(Stored records)
▼▼▼

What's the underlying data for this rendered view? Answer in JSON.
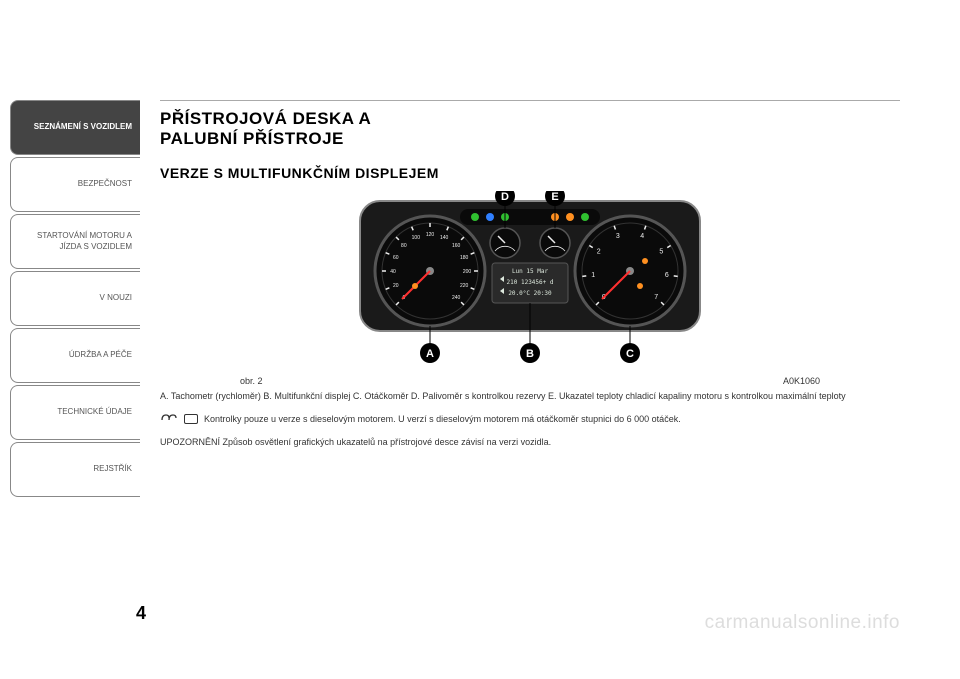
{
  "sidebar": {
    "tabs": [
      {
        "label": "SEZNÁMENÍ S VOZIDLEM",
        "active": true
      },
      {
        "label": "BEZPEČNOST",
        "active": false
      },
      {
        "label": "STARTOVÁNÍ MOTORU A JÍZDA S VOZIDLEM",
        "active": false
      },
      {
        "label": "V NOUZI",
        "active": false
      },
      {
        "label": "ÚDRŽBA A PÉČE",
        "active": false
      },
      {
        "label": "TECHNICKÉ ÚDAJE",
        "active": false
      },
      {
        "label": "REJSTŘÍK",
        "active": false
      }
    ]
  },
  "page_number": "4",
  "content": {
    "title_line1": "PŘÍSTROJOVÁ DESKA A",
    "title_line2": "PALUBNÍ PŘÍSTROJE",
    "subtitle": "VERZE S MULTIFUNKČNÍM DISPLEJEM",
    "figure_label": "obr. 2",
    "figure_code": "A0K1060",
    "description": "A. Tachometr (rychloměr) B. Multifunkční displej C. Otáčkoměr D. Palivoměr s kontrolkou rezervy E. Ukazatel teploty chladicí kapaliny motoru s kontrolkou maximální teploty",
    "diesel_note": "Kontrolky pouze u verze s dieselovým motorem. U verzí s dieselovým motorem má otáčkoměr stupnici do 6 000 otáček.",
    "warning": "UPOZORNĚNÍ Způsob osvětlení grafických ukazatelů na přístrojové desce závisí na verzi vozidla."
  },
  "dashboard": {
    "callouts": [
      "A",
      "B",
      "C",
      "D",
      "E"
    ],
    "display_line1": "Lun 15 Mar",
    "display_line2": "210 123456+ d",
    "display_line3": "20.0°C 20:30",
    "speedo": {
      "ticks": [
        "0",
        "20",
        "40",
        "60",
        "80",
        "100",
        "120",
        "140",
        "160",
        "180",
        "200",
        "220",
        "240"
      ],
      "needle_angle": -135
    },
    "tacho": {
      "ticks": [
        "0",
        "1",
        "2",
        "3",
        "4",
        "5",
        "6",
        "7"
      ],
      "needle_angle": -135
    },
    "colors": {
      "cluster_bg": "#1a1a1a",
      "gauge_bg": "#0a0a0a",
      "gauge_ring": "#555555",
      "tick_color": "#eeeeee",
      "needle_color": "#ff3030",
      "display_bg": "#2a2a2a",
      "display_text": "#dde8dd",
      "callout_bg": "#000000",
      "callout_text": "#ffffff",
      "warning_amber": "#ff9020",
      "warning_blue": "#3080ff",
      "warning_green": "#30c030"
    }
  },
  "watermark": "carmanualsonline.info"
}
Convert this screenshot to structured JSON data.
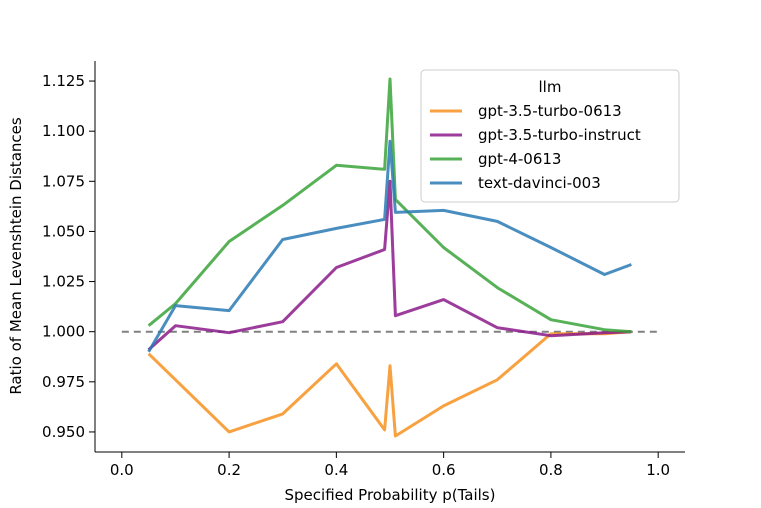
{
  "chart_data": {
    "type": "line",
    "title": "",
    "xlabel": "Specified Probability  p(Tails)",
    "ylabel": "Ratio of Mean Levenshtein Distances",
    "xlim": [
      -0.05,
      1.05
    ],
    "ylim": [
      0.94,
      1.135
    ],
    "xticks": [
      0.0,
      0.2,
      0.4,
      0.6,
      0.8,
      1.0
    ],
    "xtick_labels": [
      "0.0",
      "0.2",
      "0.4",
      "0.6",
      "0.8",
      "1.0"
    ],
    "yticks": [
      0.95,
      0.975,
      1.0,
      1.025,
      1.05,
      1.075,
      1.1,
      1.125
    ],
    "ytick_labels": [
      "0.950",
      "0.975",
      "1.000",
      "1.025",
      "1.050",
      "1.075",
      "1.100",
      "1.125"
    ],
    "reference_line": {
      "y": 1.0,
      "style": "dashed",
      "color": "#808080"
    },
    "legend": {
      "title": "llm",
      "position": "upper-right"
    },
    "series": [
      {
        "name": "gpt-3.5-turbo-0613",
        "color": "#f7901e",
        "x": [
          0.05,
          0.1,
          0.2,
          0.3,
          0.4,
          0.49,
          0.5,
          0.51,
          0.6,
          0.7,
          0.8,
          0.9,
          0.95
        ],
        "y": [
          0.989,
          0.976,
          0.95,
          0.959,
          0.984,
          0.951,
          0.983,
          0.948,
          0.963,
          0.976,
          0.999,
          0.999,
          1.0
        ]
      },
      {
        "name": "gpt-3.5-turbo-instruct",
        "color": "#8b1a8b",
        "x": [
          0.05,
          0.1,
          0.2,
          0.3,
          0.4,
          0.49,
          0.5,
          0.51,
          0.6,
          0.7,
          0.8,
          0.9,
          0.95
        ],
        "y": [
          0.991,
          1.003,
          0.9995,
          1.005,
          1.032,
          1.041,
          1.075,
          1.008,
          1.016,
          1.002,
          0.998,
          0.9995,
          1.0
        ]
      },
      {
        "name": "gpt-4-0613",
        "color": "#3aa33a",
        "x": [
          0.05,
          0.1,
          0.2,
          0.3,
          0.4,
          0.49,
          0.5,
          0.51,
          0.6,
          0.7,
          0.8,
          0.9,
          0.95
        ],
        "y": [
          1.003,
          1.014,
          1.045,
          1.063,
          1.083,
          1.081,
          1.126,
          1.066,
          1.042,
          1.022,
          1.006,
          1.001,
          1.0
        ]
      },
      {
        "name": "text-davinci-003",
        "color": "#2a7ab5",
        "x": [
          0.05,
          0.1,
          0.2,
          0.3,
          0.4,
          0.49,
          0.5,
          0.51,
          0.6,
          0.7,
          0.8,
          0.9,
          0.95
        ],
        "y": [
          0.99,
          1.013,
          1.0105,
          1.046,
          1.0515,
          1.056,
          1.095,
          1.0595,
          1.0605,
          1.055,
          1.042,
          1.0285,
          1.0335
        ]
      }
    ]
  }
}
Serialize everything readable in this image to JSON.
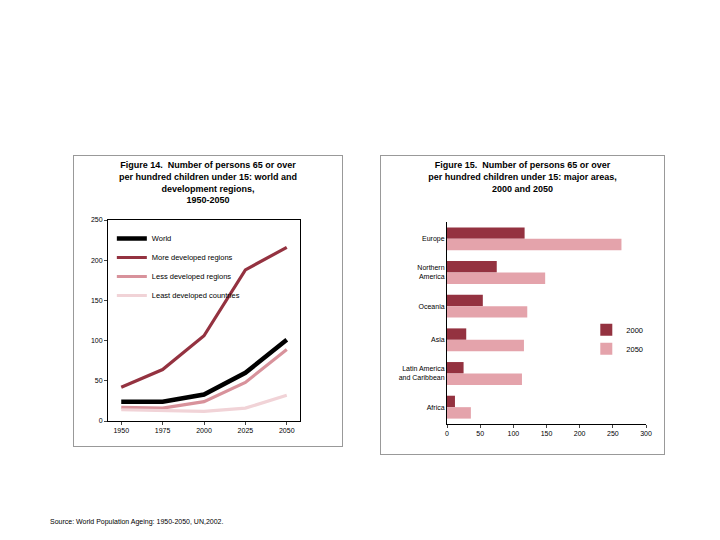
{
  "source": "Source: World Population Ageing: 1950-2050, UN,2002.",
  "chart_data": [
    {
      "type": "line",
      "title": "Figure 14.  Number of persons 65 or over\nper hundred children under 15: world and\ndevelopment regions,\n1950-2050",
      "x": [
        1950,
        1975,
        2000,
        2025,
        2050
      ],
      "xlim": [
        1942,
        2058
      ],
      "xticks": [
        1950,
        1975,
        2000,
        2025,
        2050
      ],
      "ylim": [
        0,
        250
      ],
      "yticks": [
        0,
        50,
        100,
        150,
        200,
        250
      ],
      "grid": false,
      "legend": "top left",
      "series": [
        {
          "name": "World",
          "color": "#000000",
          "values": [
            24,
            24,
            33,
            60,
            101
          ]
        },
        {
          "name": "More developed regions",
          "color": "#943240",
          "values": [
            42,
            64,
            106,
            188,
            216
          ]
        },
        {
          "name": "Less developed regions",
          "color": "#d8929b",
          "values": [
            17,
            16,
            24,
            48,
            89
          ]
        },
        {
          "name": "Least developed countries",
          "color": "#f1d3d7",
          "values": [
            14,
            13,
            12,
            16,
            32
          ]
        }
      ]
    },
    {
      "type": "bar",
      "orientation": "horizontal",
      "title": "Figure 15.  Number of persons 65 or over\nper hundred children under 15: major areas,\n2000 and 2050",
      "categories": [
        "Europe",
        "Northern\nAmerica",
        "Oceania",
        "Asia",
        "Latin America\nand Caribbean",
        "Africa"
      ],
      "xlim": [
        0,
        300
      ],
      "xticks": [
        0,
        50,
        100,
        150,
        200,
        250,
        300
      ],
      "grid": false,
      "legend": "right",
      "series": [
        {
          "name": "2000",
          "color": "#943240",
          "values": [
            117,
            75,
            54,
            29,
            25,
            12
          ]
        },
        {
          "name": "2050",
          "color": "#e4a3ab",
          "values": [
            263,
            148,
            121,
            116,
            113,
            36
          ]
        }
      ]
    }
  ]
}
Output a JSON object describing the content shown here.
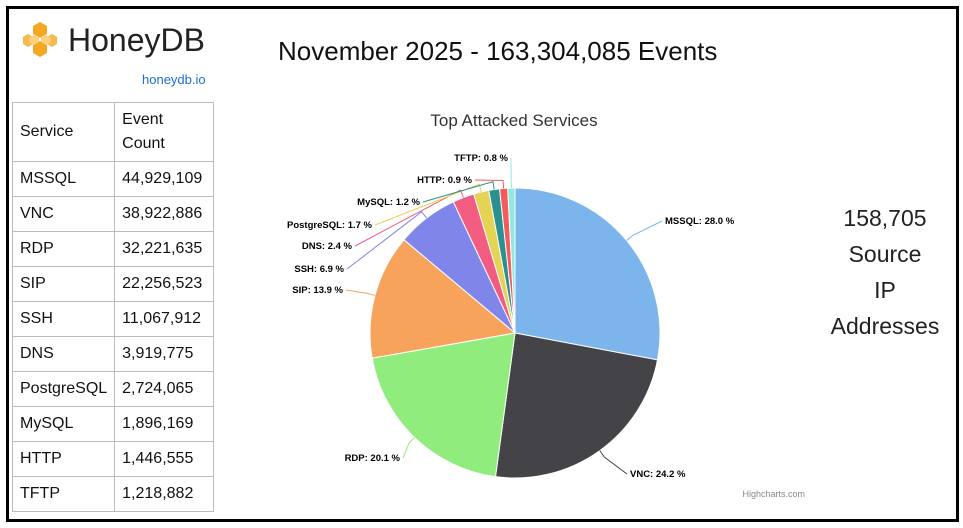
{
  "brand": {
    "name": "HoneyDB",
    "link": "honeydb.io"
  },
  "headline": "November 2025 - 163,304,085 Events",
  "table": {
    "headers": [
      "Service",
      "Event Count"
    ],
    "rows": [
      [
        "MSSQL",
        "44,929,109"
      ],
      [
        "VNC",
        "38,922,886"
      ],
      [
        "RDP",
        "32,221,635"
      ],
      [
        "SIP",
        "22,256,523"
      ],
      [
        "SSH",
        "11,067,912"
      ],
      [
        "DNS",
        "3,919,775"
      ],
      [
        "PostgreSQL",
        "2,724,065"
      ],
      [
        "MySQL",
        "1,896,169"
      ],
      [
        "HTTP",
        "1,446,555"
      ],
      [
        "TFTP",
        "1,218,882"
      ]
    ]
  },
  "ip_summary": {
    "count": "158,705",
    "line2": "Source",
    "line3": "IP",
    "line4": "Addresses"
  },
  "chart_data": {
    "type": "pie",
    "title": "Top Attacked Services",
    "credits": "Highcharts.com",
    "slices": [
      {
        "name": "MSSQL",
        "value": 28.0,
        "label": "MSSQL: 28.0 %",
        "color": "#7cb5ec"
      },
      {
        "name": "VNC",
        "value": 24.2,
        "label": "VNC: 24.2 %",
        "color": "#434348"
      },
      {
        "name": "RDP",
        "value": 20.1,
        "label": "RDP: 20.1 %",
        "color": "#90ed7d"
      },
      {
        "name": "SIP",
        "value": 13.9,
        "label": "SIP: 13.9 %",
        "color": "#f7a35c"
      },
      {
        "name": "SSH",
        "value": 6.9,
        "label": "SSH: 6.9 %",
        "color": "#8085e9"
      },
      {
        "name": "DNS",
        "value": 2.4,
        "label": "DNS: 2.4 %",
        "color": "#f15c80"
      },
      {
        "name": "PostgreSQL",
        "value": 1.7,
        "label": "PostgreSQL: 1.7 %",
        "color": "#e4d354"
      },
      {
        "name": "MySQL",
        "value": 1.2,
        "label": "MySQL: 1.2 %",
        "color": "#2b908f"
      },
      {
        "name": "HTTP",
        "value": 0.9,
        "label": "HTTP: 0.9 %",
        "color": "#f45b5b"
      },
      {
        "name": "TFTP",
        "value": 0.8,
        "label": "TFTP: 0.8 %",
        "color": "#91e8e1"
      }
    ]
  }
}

▲▲▲

● AIM OF THE EXERCISE:
From the data above, copy each line that holds "persons".

● FULL OUTPUT:
      "title": "Figure 14.  Number of persons 65 or over\nper hundred children under 15: world and\ndevelopment regions,\n1950-2050",
      "title": "Figure 15.  Number of persons 65 or over\nper hundred children under 15: major areas,\n2000 and 2050",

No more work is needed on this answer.